= EXERCISE DATA =
┌──
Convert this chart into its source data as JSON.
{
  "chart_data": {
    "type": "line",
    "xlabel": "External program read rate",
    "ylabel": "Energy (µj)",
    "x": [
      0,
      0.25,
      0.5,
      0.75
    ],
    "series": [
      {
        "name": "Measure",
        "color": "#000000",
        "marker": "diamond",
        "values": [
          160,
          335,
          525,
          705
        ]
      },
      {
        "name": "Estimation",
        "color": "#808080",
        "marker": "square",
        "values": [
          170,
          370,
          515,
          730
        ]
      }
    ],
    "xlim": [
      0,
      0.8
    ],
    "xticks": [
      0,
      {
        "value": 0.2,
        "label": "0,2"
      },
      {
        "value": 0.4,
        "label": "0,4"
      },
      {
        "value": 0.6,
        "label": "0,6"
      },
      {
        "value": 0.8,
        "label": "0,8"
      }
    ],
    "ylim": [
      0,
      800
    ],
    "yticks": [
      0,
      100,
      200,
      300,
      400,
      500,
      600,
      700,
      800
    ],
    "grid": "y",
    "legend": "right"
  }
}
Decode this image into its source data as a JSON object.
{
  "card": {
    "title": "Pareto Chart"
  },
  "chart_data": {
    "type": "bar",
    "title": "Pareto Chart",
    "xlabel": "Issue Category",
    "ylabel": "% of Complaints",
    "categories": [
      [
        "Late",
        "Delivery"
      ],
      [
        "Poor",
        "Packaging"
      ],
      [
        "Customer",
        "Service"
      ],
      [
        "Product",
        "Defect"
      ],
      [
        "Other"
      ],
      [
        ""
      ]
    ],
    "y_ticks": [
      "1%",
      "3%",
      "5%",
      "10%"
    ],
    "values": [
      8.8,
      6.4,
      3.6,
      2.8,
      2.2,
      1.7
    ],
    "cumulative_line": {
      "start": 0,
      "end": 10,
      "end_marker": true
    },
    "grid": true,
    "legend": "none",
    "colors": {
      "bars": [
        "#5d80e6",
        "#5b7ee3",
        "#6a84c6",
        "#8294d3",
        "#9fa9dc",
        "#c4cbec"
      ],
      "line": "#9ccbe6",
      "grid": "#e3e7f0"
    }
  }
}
└──
= EXERCISE DESCRIPTION =
Copy all of the data. Keep every word exactly as it is.

= THE SOLUTION =
Convert this chart into its source data as JSON.
{
  "chart_data": {
    "type": "line",
    "xlabel": "External program read rate",
    "ylabel": "Energy (µj)",
    "x": [
      0,
      0.25,
      0.5,
      0.75
    ],
    "series": [
      {
        "name": "Measure",
        "color": "#000000",
        "marker": "diamond",
        "values": [
          160,
          335,
          525,
          705
        ]
      },
      {
        "name": "Estimation",
        "color": "#808080",
        "marker": "square",
        "values": [
          170,
          370,
          515,
          730
        ]
      }
    ],
    "xlim": [
      0,
      0.8
    ],
    "xticks": [
      0,
      {
        "value": 0.2,
        "label": "0,2"
      },
      {
        "value": 0.4,
        "label": "0,4"
      },
      {
        "value": 0.6,
        "label": "0,6"
      },
      {
        "value": 0.8,
        "label": "0,8"
      }
    ],
    "ylim": [
      0,
      800
    ],
    "yticks": [
      0,
      100,
      200,
      300,
      400,
      500,
      600,
      700,
      800
    ],
    "grid": "y",
    "legend": "right"
  }
}
Decode this image into its source data as a JSON object.
{
  "card": {
    "title": "Pareto Chart"
  },
  "chart_data": {
    "type": "bar",
    "title": "Pareto Chart",
    "xlabel": "Issue Category",
    "ylabel": "% of Complaints",
    "categories": [
      [
        "Late",
        "Delivery"
      ],
      [
        "Poor",
        "Packaging"
      ],
      [
        "Customer",
        "Service"
      ],
      [
        "Product",
        "Defect"
      ],
      [
        "Other"
      ],
      [
        ""
      ]
    ],
    "y_ticks": [
      "1%",
      "3%",
      "5%",
      "10%"
    ],
    "values": [
      8.8,
      6.4,
      3.6,
      2.8,
      2.2,
      1.7
    ],
    "cumulative_line": {
      "start": 0,
      "end": 10,
      "end_marker": true
    },
    "grid": true,
    "legend": "none",
    "colors": {
      "bars": [
        "#5d80e6",
        "#5b7ee3",
        "#6a84c6",
        "#8294d3",
        "#9fa9dc",
        "#c4cbec"
      ],
      "line": "#9ccbe6",
      "grid": "#e3e7f0"
    }
  }
}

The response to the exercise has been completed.